TASK STATEMENT: Which lines in the material below contain the word "name"? Copy each of them.

Dataset rows about figures:
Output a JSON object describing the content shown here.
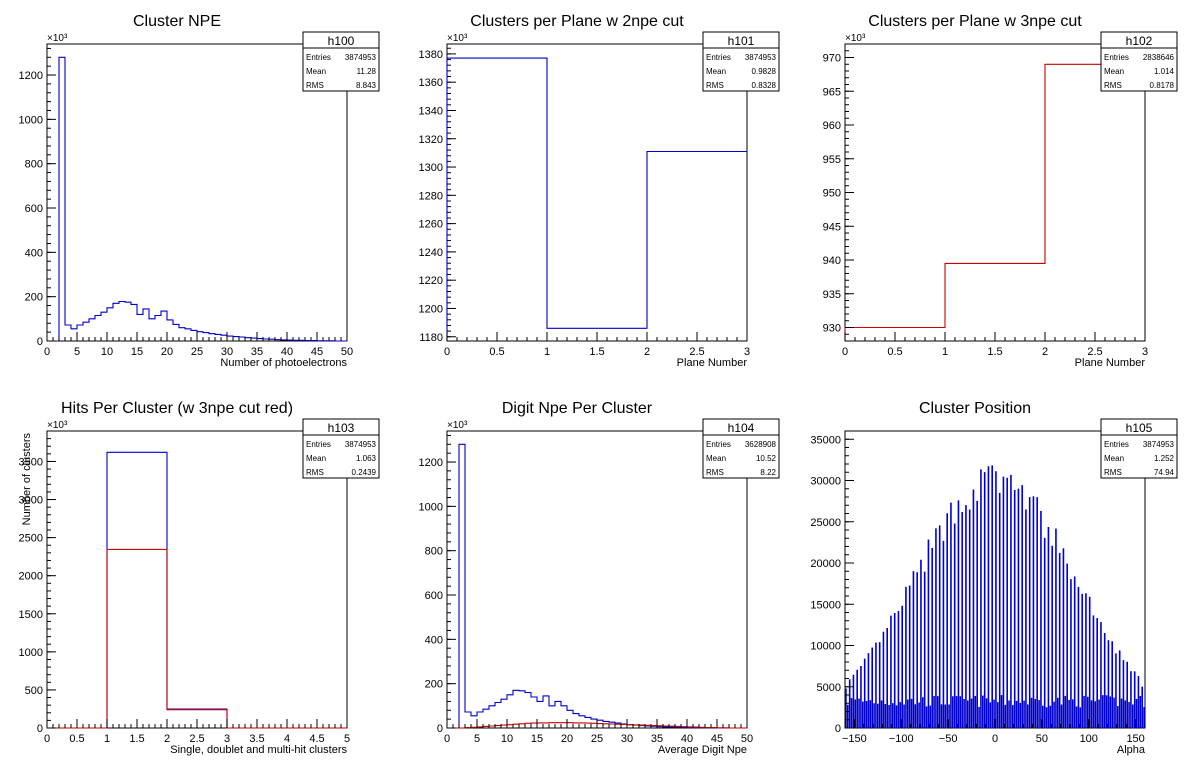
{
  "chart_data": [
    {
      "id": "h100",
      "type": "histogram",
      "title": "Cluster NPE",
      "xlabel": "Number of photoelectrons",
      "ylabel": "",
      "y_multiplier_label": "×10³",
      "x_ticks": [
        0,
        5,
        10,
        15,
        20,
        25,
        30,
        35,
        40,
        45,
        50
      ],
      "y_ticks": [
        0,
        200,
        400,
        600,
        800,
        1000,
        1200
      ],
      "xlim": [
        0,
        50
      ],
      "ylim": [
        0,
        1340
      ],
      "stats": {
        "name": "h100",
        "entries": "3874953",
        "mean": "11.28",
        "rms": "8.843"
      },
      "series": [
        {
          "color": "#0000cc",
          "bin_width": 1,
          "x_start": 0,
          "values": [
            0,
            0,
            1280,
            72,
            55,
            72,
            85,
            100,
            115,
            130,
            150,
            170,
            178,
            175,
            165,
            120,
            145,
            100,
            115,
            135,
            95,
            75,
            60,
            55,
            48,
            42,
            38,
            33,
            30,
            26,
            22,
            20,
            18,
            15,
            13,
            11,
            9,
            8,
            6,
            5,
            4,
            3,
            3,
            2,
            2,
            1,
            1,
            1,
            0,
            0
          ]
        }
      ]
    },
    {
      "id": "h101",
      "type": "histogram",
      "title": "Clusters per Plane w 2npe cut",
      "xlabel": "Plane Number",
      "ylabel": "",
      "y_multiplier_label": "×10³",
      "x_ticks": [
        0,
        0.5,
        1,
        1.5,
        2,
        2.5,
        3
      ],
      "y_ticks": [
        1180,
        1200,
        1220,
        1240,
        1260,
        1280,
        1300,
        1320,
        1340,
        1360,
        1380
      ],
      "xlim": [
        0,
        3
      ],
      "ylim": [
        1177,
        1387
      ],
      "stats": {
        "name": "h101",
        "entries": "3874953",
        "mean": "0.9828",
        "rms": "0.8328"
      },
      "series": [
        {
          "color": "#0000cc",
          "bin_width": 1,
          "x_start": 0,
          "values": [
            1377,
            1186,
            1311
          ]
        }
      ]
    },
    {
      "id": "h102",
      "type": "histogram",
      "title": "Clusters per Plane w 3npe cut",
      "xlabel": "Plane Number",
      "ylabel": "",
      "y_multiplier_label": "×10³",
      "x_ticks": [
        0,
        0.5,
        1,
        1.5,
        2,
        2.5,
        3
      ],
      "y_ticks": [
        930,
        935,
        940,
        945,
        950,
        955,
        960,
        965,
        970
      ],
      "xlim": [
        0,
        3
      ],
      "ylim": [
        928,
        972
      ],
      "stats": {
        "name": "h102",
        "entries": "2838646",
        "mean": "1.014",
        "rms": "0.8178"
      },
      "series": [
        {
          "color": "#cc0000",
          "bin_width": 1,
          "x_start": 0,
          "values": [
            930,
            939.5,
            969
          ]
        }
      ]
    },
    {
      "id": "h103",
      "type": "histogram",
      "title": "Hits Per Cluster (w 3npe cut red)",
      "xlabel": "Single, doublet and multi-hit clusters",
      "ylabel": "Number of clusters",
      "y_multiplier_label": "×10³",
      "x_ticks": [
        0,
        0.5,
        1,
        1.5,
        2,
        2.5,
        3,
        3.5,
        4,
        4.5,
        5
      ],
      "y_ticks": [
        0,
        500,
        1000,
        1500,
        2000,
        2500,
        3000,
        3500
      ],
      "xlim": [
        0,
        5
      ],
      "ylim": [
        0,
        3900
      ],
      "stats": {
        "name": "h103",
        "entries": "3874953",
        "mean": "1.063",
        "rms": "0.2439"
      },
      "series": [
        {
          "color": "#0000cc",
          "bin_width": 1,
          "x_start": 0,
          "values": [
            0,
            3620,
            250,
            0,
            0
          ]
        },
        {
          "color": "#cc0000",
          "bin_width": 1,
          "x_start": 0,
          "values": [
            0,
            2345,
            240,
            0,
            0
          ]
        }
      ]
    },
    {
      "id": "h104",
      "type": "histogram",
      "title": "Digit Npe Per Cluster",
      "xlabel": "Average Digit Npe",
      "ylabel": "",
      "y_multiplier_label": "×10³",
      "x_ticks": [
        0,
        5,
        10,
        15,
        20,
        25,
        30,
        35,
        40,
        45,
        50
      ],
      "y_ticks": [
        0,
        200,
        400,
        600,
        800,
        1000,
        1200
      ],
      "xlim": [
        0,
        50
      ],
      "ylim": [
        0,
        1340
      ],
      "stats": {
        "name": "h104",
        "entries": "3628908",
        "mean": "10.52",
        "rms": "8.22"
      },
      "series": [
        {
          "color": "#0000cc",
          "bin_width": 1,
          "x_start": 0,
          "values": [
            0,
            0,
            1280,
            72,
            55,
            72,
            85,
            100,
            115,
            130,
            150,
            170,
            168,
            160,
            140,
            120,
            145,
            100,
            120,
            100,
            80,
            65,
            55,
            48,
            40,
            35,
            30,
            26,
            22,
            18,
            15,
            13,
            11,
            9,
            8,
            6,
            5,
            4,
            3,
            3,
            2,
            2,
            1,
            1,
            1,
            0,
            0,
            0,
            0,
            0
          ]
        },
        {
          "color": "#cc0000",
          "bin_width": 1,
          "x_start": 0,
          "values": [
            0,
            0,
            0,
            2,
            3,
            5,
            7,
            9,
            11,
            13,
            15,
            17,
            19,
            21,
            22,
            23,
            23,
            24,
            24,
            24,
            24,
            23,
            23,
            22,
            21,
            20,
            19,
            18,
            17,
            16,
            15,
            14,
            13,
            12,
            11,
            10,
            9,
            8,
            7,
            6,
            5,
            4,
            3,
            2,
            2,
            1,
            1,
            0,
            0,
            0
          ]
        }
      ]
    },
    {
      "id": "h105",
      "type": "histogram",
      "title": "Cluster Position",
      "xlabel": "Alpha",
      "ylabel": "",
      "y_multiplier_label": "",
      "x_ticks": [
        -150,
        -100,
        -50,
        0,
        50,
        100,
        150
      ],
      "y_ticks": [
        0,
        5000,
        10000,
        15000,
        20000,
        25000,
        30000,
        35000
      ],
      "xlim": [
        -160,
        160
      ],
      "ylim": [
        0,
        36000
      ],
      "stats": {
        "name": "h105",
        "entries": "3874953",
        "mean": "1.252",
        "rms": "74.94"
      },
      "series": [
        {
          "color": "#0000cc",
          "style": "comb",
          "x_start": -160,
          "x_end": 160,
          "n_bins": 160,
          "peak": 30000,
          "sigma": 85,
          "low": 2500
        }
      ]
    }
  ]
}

ANSWER BELOW:
        "name": "h100",
        "name": "h101",
        "name": "h102",
        "name": "h103",
        "name": "h104",
        "name": "h105",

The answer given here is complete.